:: EXERCISE DETAILS ::
Locate each line below that includes "Anomalies" and reproduce it.

[Figure record listings]
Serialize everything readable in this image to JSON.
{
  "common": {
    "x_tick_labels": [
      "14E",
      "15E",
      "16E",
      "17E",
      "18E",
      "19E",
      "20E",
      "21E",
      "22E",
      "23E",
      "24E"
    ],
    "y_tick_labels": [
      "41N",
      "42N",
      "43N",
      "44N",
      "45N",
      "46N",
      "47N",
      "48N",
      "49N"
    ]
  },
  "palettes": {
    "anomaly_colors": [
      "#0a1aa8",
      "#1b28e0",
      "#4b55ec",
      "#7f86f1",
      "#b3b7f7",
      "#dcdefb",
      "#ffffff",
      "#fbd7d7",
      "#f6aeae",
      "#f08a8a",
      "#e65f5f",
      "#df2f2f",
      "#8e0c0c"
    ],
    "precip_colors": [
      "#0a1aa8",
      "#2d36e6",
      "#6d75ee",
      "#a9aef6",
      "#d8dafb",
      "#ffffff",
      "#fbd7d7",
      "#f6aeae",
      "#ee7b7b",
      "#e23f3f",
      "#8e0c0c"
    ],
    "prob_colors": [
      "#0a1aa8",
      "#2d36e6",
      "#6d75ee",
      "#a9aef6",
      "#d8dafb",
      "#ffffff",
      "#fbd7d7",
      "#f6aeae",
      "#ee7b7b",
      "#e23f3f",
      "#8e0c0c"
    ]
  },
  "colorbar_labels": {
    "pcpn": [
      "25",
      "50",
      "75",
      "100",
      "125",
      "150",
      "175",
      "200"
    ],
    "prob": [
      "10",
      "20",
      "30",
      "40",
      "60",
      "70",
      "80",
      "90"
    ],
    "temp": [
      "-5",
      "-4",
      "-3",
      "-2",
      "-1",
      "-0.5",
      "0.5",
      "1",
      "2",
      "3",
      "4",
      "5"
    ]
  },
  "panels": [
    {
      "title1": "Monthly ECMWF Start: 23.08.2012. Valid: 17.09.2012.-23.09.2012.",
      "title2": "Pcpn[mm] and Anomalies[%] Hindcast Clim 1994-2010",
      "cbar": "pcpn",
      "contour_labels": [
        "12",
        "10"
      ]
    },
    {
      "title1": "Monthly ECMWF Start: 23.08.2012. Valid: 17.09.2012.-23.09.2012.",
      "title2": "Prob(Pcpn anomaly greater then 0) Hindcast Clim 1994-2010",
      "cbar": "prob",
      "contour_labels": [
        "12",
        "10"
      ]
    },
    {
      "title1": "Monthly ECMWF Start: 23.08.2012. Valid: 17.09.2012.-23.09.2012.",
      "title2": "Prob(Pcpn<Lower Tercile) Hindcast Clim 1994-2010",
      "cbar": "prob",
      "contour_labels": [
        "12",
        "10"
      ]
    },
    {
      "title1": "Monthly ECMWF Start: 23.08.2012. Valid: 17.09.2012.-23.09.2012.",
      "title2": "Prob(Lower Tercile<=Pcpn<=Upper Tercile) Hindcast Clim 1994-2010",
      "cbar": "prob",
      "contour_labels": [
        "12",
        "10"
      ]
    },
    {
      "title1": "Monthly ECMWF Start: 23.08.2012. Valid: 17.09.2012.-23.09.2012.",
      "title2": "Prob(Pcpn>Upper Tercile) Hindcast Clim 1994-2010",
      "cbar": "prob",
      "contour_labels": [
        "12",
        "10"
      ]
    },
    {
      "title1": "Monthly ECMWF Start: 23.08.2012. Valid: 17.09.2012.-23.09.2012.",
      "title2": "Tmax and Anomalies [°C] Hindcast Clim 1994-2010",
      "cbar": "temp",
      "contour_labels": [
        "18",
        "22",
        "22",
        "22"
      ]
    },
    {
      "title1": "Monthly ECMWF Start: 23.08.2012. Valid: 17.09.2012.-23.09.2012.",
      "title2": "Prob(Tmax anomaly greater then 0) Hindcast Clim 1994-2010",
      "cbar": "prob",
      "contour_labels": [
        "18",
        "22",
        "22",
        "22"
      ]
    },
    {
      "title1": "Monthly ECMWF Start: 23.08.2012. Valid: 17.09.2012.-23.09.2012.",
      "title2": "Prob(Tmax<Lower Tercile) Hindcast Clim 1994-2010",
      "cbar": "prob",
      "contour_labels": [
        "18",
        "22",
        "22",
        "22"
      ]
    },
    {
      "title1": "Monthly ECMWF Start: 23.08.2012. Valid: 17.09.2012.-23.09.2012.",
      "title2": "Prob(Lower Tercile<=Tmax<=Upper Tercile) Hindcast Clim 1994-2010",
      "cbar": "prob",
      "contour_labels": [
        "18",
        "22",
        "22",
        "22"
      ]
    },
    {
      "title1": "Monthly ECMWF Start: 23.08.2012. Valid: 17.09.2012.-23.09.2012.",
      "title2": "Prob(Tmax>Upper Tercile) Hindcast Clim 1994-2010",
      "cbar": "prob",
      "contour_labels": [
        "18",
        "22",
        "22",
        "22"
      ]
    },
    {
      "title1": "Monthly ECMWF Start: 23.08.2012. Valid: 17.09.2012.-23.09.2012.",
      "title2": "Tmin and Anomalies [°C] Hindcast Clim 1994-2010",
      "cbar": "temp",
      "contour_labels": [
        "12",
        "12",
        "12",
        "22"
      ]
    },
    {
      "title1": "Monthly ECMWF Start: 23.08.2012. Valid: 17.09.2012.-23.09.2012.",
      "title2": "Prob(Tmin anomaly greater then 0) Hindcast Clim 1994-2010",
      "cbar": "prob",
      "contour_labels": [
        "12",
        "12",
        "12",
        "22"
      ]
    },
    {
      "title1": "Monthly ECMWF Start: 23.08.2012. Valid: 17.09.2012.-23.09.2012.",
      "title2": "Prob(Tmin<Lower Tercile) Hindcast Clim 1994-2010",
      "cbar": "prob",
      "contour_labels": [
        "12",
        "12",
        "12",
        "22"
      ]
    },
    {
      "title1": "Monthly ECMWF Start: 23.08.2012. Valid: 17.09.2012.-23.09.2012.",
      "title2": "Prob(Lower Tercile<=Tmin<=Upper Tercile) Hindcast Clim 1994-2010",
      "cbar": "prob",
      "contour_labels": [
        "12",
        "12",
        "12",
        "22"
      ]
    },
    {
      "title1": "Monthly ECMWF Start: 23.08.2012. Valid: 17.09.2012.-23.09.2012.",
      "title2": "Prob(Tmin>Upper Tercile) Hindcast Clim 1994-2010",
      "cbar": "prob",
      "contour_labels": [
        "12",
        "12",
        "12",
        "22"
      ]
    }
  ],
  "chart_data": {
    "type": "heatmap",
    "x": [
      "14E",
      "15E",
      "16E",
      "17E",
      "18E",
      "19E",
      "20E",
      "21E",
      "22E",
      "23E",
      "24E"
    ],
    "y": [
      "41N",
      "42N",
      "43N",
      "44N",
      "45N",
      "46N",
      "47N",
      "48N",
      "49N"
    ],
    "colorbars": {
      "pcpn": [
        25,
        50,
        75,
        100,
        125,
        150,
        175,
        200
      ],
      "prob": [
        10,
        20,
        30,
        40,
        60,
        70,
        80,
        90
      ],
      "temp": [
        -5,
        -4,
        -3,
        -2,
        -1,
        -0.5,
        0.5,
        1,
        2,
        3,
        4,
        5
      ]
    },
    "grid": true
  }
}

:: ANSWER TO THIS EXERCISE ::
      "title2": "Pcpn[mm] and Anomalies[%] Hindcast Clim 1994-2010",
      "title2": "Tmax and Anomalies [°C] Hindcast Clim 1994-2010",
      "title2": "Tmin and Anomalies [°C] Hindcast Clim 1994-2010",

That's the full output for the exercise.